DIRECTIONS: Copy the data exactly; pictures stay out of the copy.

RECORDS FOR THIS TASK:

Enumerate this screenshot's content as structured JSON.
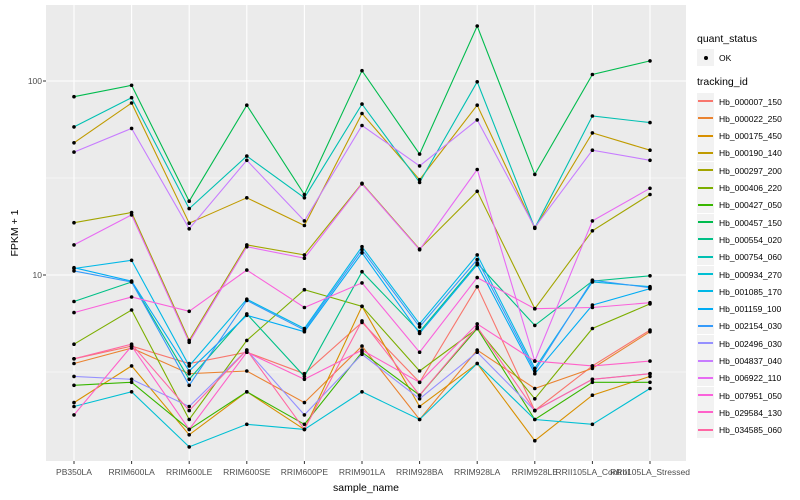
{
  "figure": {
    "background": "#FFFFFF",
    "panel_background": "#EBEBEB",
    "gridline_color": "#FFFFFF",
    "axis_text_color": "#4D4D4D",
    "point_color": "#000000"
  },
  "axes": {
    "y_title": "FPKM + 1",
    "x_title": "sample_name",
    "y_tick_labels": [
      "100",
      "10"
    ]
  },
  "legend": {
    "quant_status_title": "quant_status",
    "quant_status_items": [
      {
        "label": "OK",
        "marker": "black-point"
      }
    ],
    "tracking_id_title": "tracking_id"
  },
  "chart_data": {
    "type": "line",
    "title": "",
    "xlabel": "sample_name",
    "ylabel": "FPKM + 1",
    "y_scale": "log10",
    "y_major_ticks": [
      10,
      100
    ],
    "y_minor_gridlines": [
      3.162,
      31.62
    ],
    "ylim": [
      1.1,
      235
    ],
    "grid": true,
    "legend_position": "right",
    "point_legend": {
      "title": "quant_status",
      "label": "OK"
    },
    "series_legend_title": "tracking_id",
    "categories": [
      "PB350LA",
      "RRIM600LA",
      "RRIM600LE",
      "RRIM600SE",
      "RRIM600PE",
      "RRIM901LA",
      "RRIM928BA",
      "RRIM928LA",
      "RRIM928LE",
      "RRII105LA_Control",
      "RRII105LA_Stressed"
    ],
    "series": [
      {
        "name": "Hb_000007_150",
        "color": "#F8766D",
        "values": [
          3.7,
          4.3,
          3.5,
          4.0,
          3.1,
          5.7,
          2.8,
          8.7,
          2.0,
          3.4,
          5.2
        ]
      },
      {
        "name": "Hb_000022_250",
        "color": "#EA8331",
        "values": [
          3.5,
          4.2,
          3.1,
          3.2,
          2.2,
          4.3,
          1.8,
          4.1,
          2.6,
          3.3,
          5.1
        ]
      },
      {
        "name": "Hb_000175_450",
        "color": "#D89000",
        "values": [
          2.2,
          3.4,
          1.5,
          2.5,
          1.6,
          6.9,
          2.1,
          3.5,
          1.4,
          2.4,
          3.0
        ]
      },
      {
        "name": "Hb_000190_140",
        "color": "#C09B00",
        "values": [
          48,
          77,
          18.5,
          25,
          18,
          68,
          31,
          75,
          17.4,
          54,
          44
        ]
      },
      {
        "name": "Hb_000297_200",
        "color": "#A3A500",
        "values": [
          18.6,
          21,
          4.6,
          14.3,
          12.7,
          29.7,
          13.6,
          27,
          6.7,
          16.9,
          26
        ]
      },
      {
        "name": "Hb_000406_220",
        "color": "#7CAE00",
        "values": [
          4.4,
          6.6,
          1.8,
          4.6,
          8.4,
          6.9,
          3.2,
          5.3,
          2.3,
          5.3,
          7.1
        ]
      },
      {
        "name": "Hb_000427_050",
        "color": "#39B600",
        "values": [
          2.7,
          2.8,
          1.6,
          2.5,
          1.7,
          4.0,
          2.4,
          5.3,
          1.8,
          2.8,
          2.8
        ]
      },
      {
        "name": "Hb_000457_150",
        "color": "#00BB4E",
        "values": [
          83,
          95,
          24,
          75,
          26,
          113,
          42,
          192,
          33,
          108,
          127
        ]
      },
      {
        "name": "Hb_000554_020",
        "color": "#00C087",
        "values": [
          7.3,
          9.2,
          2.9,
          6.3,
          3.0,
          10.4,
          5.1,
          11.5,
          5.5,
          9.3,
          9.9
        ]
      },
      {
        "name": "Hb_000754_060",
        "color": "#00C0B2",
        "values": [
          58,
          82,
          22,
          41,
          25,
          76,
          30,
          99,
          17.5,
          66,
          61
        ]
      },
      {
        "name": "Hb_000934_270",
        "color": "#00BFD3",
        "values": [
          2.1,
          2.5,
          1.3,
          1.7,
          1.6,
          2.5,
          1.8,
          3.5,
          1.8,
          1.7,
          2.6
        ]
      },
      {
        "name": "Hb_001085_170",
        "color": "#00B8E7",
        "values": [
          10.8,
          11.9,
          3.4,
          7.5,
          5.3,
          14.0,
          5.6,
          12.7,
          3.3,
          9.2,
          8.7
        ]
      },
      {
        "name": "Hb_001159_100",
        "color": "#00ACF4",
        "values": [
          10.9,
          9.3,
          3.2,
          6.2,
          5.1,
          13.0,
          5.0,
          11.3,
          3.1,
          7.0,
          8.5
        ]
      },
      {
        "name": "Hb_002154_030",
        "color": "#359AFA",
        "values": [
          10.5,
          9.2,
          2.7,
          7.4,
          5.2,
          13.5,
          5.4,
          12.0,
          3.2,
          9.4,
          8.6
        ]
      },
      {
        "name": "Hb_002496_030",
        "color": "#9590FF",
        "values": [
          3.0,
          2.9,
          2.1,
          4.1,
          1.9,
          3.9,
          2.3,
          4.0,
          2.0,
          2.9,
          3.1
        ]
      },
      {
        "name": "Hb_004837_040",
        "color": "#C77CFF",
        "values": [
          43,
          57,
          17.3,
          39,
          19,
          59,
          36.5,
          63,
          17.6,
          44,
          39
        ]
      },
      {
        "name": "Hb_006922_110",
        "color": "#E76BF3",
        "values": [
          14.3,
          20.4,
          4.5,
          14.0,
          12.2,
          29.5,
          13.5,
          35,
          3.6,
          19,
          28
        ]
      },
      {
        "name": "Hb_007951_050",
        "color": "#FA62DB",
        "values": [
          6.4,
          7.7,
          6.5,
          10.6,
          6.8,
          9.1,
          4.0,
          9.7,
          6.7,
          6.8,
          7.2
        ]
      },
      {
        "name": "Hb_029584_130",
        "color": "#FF61C9",
        "values": [
          1.9,
          4.3,
          1.6,
          4.0,
          2.9,
          4.1,
          2.8,
          5.6,
          3.6,
          3.4,
          3.6
        ]
      },
      {
        "name": "Hb_034585_060",
        "color": "#FF67A4",
        "values": [
          3.7,
          4.4,
          2.0,
          4.1,
          1.6,
          5.8,
          2.4,
          5.4,
          2.0,
          2.9,
          3.1
        ]
      }
    ]
  }
}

SOLUTION TO THE EXERCISE:
Enumerate this screenshot's content as structured JSON.
{
  "figure": {
    "background": "#FFFFFF",
    "panel_background": "#EBEBEB",
    "gridline_color": "#FFFFFF",
    "axis_text_color": "#4D4D4D",
    "point_color": "#000000"
  },
  "axes": {
    "y_title": "FPKM + 1",
    "x_title": "sample_name",
    "y_tick_labels": [
      "100",
      "10"
    ]
  },
  "legend": {
    "quant_status_title": "quant_status",
    "quant_status_items": [
      {
        "label": "OK",
        "marker": "black-point"
      }
    ],
    "tracking_id_title": "tracking_id"
  },
  "chart_data": {
    "type": "line",
    "title": "",
    "xlabel": "sample_name",
    "ylabel": "FPKM + 1",
    "y_scale": "log10",
    "y_major_ticks": [
      10,
      100
    ],
    "y_minor_gridlines": [
      3.162,
      31.62
    ],
    "ylim": [
      1.1,
      235
    ],
    "grid": true,
    "legend_position": "right",
    "point_legend": {
      "title": "quant_status",
      "label": "OK"
    },
    "series_legend_title": "tracking_id",
    "categories": [
      "PB350LA",
      "RRIM600LA",
      "RRIM600LE",
      "RRIM600SE",
      "RRIM600PE",
      "RRIM901LA",
      "RRIM928BA",
      "RRIM928LA",
      "RRIM928LE",
      "RRII105LA_Control",
      "RRII105LA_Stressed"
    ],
    "series": [
      {
        "name": "Hb_000007_150",
        "color": "#F8766D",
        "values": [
          3.7,
          4.3,
          3.5,
          4.0,
          3.1,
          5.7,
          2.8,
          8.7,
          2.0,
          3.4,
          5.2
        ]
      },
      {
        "name": "Hb_000022_250",
        "color": "#EA8331",
        "values": [
          3.5,
          4.2,
          3.1,
          3.2,
          2.2,
          4.3,
          1.8,
          4.1,
          2.6,
          3.3,
          5.1
        ]
      },
      {
        "name": "Hb_000175_450",
        "color": "#D89000",
        "values": [
          2.2,
          3.4,
          1.5,
          2.5,
          1.6,
          6.9,
          2.1,
          3.5,
          1.4,
          2.4,
          3.0
        ]
      },
      {
        "name": "Hb_000190_140",
        "color": "#C09B00",
        "values": [
          48,
          77,
          18.5,
          25,
          18,
          68,
          31,
          75,
          17.4,
          54,
          44
        ]
      },
      {
        "name": "Hb_000297_200",
        "color": "#A3A500",
        "values": [
          18.6,
          21,
          4.6,
          14.3,
          12.7,
          29.7,
          13.6,
          27,
          6.7,
          16.9,
          26
        ]
      },
      {
        "name": "Hb_000406_220",
        "color": "#7CAE00",
        "values": [
          4.4,
          6.6,
          1.8,
          4.6,
          8.4,
          6.9,
          3.2,
          5.3,
          2.3,
          5.3,
          7.1
        ]
      },
      {
        "name": "Hb_000427_050",
        "color": "#39B600",
        "values": [
          2.7,
          2.8,
          1.6,
          2.5,
          1.7,
          4.0,
          2.4,
          5.3,
          1.8,
          2.8,
          2.8
        ]
      },
      {
        "name": "Hb_000457_150",
        "color": "#00BB4E",
        "values": [
          83,
          95,
          24,
          75,
          26,
          113,
          42,
          192,
          33,
          108,
          127
        ]
      },
      {
        "name": "Hb_000554_020",
        "color": "#00C087",
        "values": [
          7.3,
          9.2,
          2.9,
          6.3,
          3.0,
          10.4,
          5.1,
          11.5,
          5.5,
          9.3,
          9.9
        ]
      },
      {
        "name": "Hb_000754_060",
        "color": "#00C0B2",
        "values": [
          58,
          82,
          22,
          41,
          25,
          76,
          30,
          99,
          17.5,
          66,
          61
        ]
      },
      {
        "name": "Hb_000934_270",
        "color": "#00BFD3",
        "values": [
          2.1,
          2.5,
          1.3,
          1.7,
          1.6,
          2.5,
          1.8,
          3.5,
          1.8,
          1.7,
          2.6
        ]
      },
      {
        "name": "Hb_001085_170",
        "color": "#00B8E7",
        "values": [
          10.8,
          11.9,
          3.4,
          7.5,
          5.3,
          14.0,
          5.6,
          12.7,
          3.3,
          9.2,
          8.7
        ]
      },
      {
        "name": "Hb_001159_100",
        "color": "#00ACF4",
        "values": [
          10.9,
          9.3,
          3.2,
          6.2,
          5.1,
          13.0,
          5.0,
          11.3,
          3.1,
          7.0,
          8.5
        ]
      },
      {
        "name": "Hb_002154_030",
        "color": "#359AFA",
        "values": [
          10.5,
          9.2,
          2.7,
          7.4,
          5.2,
          13.5,
          5.4,
          12.0,
          3.2,
          9.4,
          8.6
        ]
      },
      {
        "name": "Hb_002496_030",
        "color": "#9590FF",
        "values": [
          3.0,
          2.9,
          2.1,
          4.1,
          1.9,
          3.9,
          2.3,
          4.0,
          2.0,
          2.9,
          3.1
        ]
      },
      {
        "name": "Hb_004837_040",
        "color": "#C77CFF",
        "values": [
          43,
          57,
          17.3,
          39,
          19,
          59,
          36.5,
          63,
          17.6,
          44,
          39
        ]
      },
      {
        "name": "Hb_006922_110",
        "color": "#E76BF3",
        "values": [
          14.3,
          20.4,
          4.5,
          14.0,
          12.2,
          29.5,
          13.5,
          35,
          3.6,
          19,
          28
        ]
      },
      {
        "name": "Hb_007951_050",
        "color": "#FA62DB",
        "values": [
          6.4,
          7.7,
          6.5,
          10.6,
          6.8,
          9.1,
          4.0,
          9.7,
          6.7,
          6.8,
          7.2
        ]
      },
      {
        "name": "Hb_029584_130",
        "color": "#FF61C9",
        "values": [
          1.9,
          4.3,
          1.6,
          4.0,
          2.9,
          4.1,
          2.8,
          5.6,
          3.6,
          3.4,
          3.6
        ]
      },
      {
        "name": "Hb_034585_060",
        "color": "#FF67A4",
        "values": [
          3.7,
          4.4,
          2.0,
          4.1,
          1.6,
          5.8,
          2.4,
          5.4,
          2.0,
          2.9,
          3.1
        ]
      }
    ]
  }
}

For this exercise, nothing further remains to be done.